◆ AVAILABLE RECORDS:

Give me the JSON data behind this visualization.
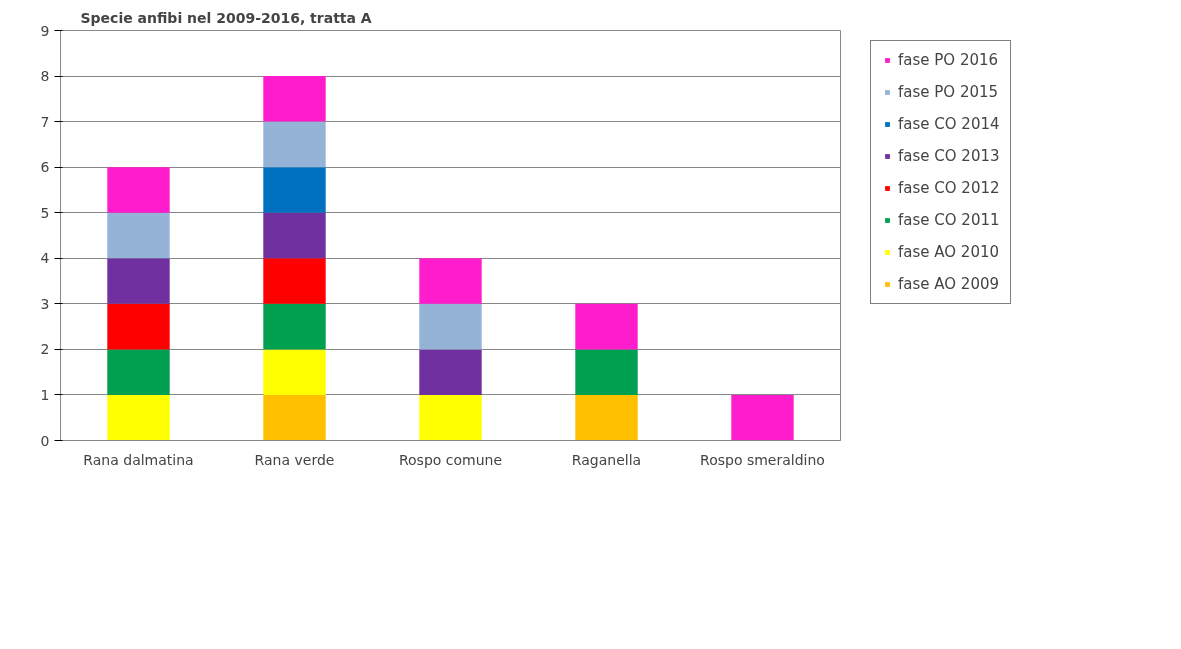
{
  "chart_data": {
    "type": "bar",
    "title": "Specie anfibi nel  2009-2016, tratta A",
    "categories": [
      "Rana dalmatina",
      "Rana verde",
      "Rospo comune",
      "Raganella",
      "Rospo smeraldino"
    ],
    "stacked": true,
    "ylim": [
      0,
      9
    ],
    "yticks": [
      0,
      1,
      2,
      3,
      4,
      5,
      6,
      7,
      8,
      9
    ],
    "grid": "y",
    "legend": "right",
    "series": [
      {
        "name": "fase AO 2009",
        "color": "#ffc000",
        "values": [
          0,
          1,
          0,
          1,
          0
        ]
      },
      {
        "name": "fase AO 2010",
        "color": "#ffff00",
        "values": [
          1,
          1,
          1,
          0,
          0
        ]
      },
      {
        "name": "fase CO 2011",
        "color": "#00a050",
        "values": [
          1,
          1,
          0,
          1,
          0
        ]
      },
      {
        "name": "fase CO 2012",
        "color": "#ff0000",
        "values": [
          1,
          1,
          0,
          0,
          0
        ]
      },
      {
        "name": "fase CO 2013",
        "color": "#7030a0",
        "values": [
          1,
          1,
          1,
          0,
          0
        ]
      },
      {
        "name": "fase CO 2014",
        "color": "#0070c0",
        "values": [
          0,
          1,
          0,
          0,
          0
        ]
      },
      {
        "name": "fase PO 2015",
        "color": "#95b3d7",
        "values": [
          1,
          1,
          1,
          0,
          0
        ]
      },
      {
        "name": "fase PO 2016",
        "color": "#ff1ccc",
        "values": [
          1,
          1,
          1,
          1,
          1
        ]
      }
    ]
  }
}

◆ EXERCISE PROMPT: Skip the images and write out the rest of the listing exactly.

◆ RESULT FOR THIS TASK:
Give me the JSON data behind this visualization.
{
  "chart_data": {
    "type": "bar",
    "title": "Specie anfibi nel  2009-2016, tratta A",
    "categories": [
      "Rana dalmatina",
      "Rana verde",
      "Rospo comune",
      "Raganella",
      "Rospo smeraldino"
    ],
    "stacked": true,
    "ylim": [
      0,
      9
    ],
    "yticks": [
      0,
      1,
      2,
      3,
      4,
      5,
      6,
      7,
      8,
      9
    ],
    "grid": "y",
    "legend": "right",
    "series": [
      {
        "name": "fase AO 2009",
        "color": "#ffc000",
        "values": [
          0,
          1,
          0,
          1,
          0
        ]
      },
      {
        "name": "fase AO 2010",
        "color": "#ffff00",
        "values": [
          1,
          1,
          1,
          0,
          0
        ]
      },
      {
        "name": "fase CO 2011",
        "color": "#00a050",
        "values": [
          1,
          1,
          0,
          1,
          0
        ]
      },
      {
        "name": "fase CO 2012",
        "color": "#ff0000",
        "values": [
          1,
          1,
          0,
          0,
          0
        ]
      },
      {
        "name": "fase CO 2013",
        "color": "#7030a0",
        "values": [
          1,
          1,
          1,
          0,
          0
        ]
      },
      {
        "name": "fase CO 2014",
        "color": "#0070c0",
        "values": [
          0,
          1,
          0,
          0,
          0
        ]
      },
      {
        "name": "fase PO 2015",
        "color": "#95b3d7",
        "values": [
          1,
          1,
          1,
          0,
          0
        ]
      },
      {
        "name": "fase PO 2016",
        "color": "#ff1ccc",
        "values": [
          1,
          1,
          1,
          1,
          1
        ]
      }
    ]
  }
}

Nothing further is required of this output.